Copy out the material below in full, but not its images.
# START OF EXERCISE MATERIAL
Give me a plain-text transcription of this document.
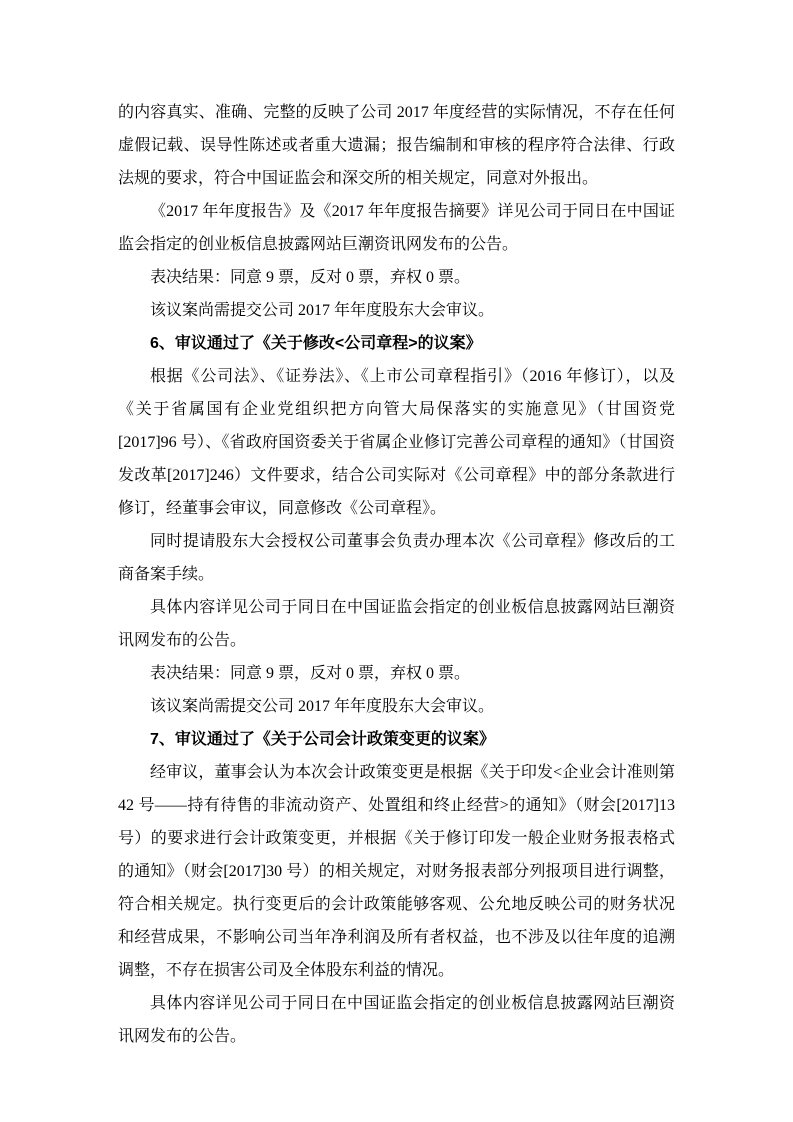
的内容真实、准确、完整的反映了公司 2017 年度经营的实际情况，不存在任何虚假记载、误导性陈述或者重大遗漏；报告编制和审核的程序符合法律、行政法规的要求，符合中国证监会和深交所的相关规定，同意对外报出。

《2017 年年度报告》及《2017 年年度报告摘要》详见公司于同日在中国证监会指定的创业板信息披露网站巨潮资讯网发布的公告。

表决结果：同意 9 票，反对 0 票，弃权 0 票。

该议案尚需提交公司 2017 年年度股东大会审议。

6、审议通过了《关于修改<公司章程>的议案》

根据《公司法》、《证券法》、《上市公司章程指引》（2016 年修订），以及《关于省属国有企业党组织把方向管大局保落实的实施意见》（甘国资党[2017]96 号）、《省政府国资委关于省属企业修订完善公司章程的通知》（甘国资发改革[2017]246）文件要求，结合公司实际对《公司章程》中的部分条款进行修订，经董事会审议，同意修改《公司章程》。

同时提请股东大会授权公司董事会负责办理本次《公司章程》修改后的工商备案手续。

具体内容详见公司于同日在中国证监会指定的创业板信息披露网站巨潮资讯网发布的公告。

表决结果：同意 9 票，反对 0 票，弃权 0 票。

该议案尚需提交公司 2017 年年度股东大会审议。

7、审议通过了《关于公司会计政策变更的议案》

经审议，董事会认为本次会计政策变更是根据《关于印发<企业会计准则第 42 号——持有待售的非流动资产、处置组和终止经营>的通知》（财会[2017]13 号）的要求进行会计政策变更，并根据《关于修订印发一般企业财务报表格式的通知》（财会[2017]30 号）的相关规定，对财务报表部分列报项目进行调整，符合相关规定。执行变更后的会计政策能够客观、公允地反映公司的财务状况和经营成果，不影响公司当年净利润及所有者权益，也不涉及以往年度的追溯调整，不存在损害公司及全体股东利益的情况。

具体内容详见公司于同日在中国证监会指定的创业板信息披露网站巨潮资讯网发布的公告。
# END OF EXERCISE MATERIAL
FULL OUTPUT:
Give me a plain-text transcription of this document.
的内容真实、准确、完整的反映了公司 2017 年度经营的实际情况，不存在任何虚假记载、误导性陈述或者重大遗漏；报告编制和审核的程序符合法律、行政法规的要求，符合中国证监会和深交所的相关规定，同意对外报出。

《2017 年年度报告》及《2017 年年度报告摘要》详见公司于同日在中国证监会指定的创业板信息披露网站巨潮资讯网发布的公告。

表决结果：同意 9 票，反对 0 票，弃权 0 票。

该议案尚需提交公司 2017 年年度股东大会审议。

6、审议通过了《关于修改<公司章程>的议案》

根据《公司法》、《证券法》、《上市公司章程指引》（2016 年修订），以及《关于省属国有企业党组织把方向管大局保落实的实施意见》（甘国资党[2017]96 号）、《省政府国资委关于省属企业修订完善公司章程的通知》（甘国资发改革[2017]246）文件要求，结合公司实际对《公司章程》中的部分条款进行修订，经董事会审议，同意修改《公司章程》。

同时提请股东大会授权公司董事会负责办理本次《公司章程》修改后的工商备案手续。

具体内容详见公司于同日在中国证监会指定的创业板信息披露网站巨潮资讯网发布的公告。

表决结果：同意 9 票，反对 0 票，弃权 0 票。

该议案尚需提交公司 2017 年年度股东大会审议。

7、审议通过了《关于公司会计政策变更的议案》

经审议，董事会认为本次会计政策变更是根据《关于印发<企业会计准则第 42 号——持有待售的非流动资产、处置组和终止经营>的通知》（财会[2017]13 号）的要求进行会计政策变更，并根据《关于修订印发一般企业财务报表格式的通知》（财会[2017]30 号）的相关规定，对财务报表部分列报项目进行调整，符合相关规定。执行变更后的会计政策能够客观、公允地反映公司的财务状况和经营成果，不影响公司当年净利润及所有者权益，也不涉及以往年度的追溯调整，不存在损害公司及全体股东利益的情况。

具体内容详见公司于同日在中国证监会指定的创业板信息披露网站巨潮资讯网发布的公告。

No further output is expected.